* Begin TEXT EXTRACT *

Web lists-archives.com

Re: [PATCH v1] add: speed up cmd_add() by utilizing read_cache_preload()






On 11/2/2018 11:23 AM, Junio C Hamano wrote:
Ben Peart <peartben@xxxxxxxxx> writes:

From: Ben Peart <benpeart@xxxxxxxxxxxxx>

During an "add", a call is made to run_diff_files() which calls
check_remove() for each index-entry.  The preload_index() code
distributes some of the costs across multiple threads.

Nice.  I peeked around and noticed that we already do this in
builtin_diff_index() before running run_diff_index() when !cached,
and builtin_diff_files(), of course.


Thanks for double checking!

Because the files checked are restricted to pathspec, adding individual
files makes no measurable impact but on a Windows repo with ~200K files,
'git add .' drops from 6.3 seconds to 3.3 seconds for a 47% savings.

;-)

diff --git a/builtin/add.c b/builtin/add.c
index ad49806ebf..f65c172299 100644
--- a/builtin/add.c
+++ b/builtin/add.c
@@ -445,11 +445,6 @@ int cmd_add(int argc, const char **argv, const char *prefix)
  		return 0;
  	}
- if (read_cache() < 0)
-		die(_("index file corrupt"));
-
-	die_in_unpopulated_submodule(&the_index, prefix);
-
  	/*
  	 * Check the "pathspec '%s' did not match any files" block
  	 * below before enabling new magic.

* End TEXT EXTRACT *
* Begin RECORDS *

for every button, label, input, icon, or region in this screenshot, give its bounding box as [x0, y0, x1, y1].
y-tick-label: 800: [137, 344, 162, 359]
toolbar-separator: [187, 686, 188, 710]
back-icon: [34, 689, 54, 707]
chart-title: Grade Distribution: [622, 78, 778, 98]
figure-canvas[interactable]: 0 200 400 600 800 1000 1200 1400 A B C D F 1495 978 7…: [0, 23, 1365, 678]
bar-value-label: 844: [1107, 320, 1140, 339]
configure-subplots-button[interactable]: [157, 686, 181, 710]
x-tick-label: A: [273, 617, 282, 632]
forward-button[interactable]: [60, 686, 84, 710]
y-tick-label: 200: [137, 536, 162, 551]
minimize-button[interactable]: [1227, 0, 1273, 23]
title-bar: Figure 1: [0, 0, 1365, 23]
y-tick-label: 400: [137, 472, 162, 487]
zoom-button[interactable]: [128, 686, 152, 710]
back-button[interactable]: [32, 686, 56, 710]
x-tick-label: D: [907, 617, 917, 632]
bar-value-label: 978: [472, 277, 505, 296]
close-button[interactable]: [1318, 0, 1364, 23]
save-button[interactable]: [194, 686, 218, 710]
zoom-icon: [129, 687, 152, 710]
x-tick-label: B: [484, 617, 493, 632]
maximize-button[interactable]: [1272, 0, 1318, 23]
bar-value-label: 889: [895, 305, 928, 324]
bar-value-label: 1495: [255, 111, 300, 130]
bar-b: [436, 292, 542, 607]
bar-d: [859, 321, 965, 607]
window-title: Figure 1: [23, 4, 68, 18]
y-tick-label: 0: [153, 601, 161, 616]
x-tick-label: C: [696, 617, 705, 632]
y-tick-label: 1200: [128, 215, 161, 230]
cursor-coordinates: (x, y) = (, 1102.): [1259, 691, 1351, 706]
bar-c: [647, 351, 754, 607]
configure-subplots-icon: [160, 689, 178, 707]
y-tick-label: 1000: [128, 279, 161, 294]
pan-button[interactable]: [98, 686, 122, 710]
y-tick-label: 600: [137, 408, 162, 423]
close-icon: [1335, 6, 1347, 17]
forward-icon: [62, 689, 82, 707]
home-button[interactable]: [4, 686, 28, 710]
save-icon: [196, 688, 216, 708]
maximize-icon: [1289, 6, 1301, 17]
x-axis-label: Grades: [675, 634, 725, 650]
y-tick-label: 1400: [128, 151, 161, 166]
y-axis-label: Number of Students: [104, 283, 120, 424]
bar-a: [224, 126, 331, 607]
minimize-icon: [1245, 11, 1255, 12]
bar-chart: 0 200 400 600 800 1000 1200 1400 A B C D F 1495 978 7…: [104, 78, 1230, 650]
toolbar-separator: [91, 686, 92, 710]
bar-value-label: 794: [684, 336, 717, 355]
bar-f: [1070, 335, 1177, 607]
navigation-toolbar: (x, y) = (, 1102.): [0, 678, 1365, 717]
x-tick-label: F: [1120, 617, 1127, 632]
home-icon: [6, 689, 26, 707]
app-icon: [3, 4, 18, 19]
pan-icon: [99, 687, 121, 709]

* End RECORDS *

List every function named in the two paragraphs of the patch discussion that begin "During an "add"" and "Nice. I peeked around".

run_diff_files()
check_remove()
preload_index()
builtin_diff_index()
run_diff_index()
builtin_diff_files()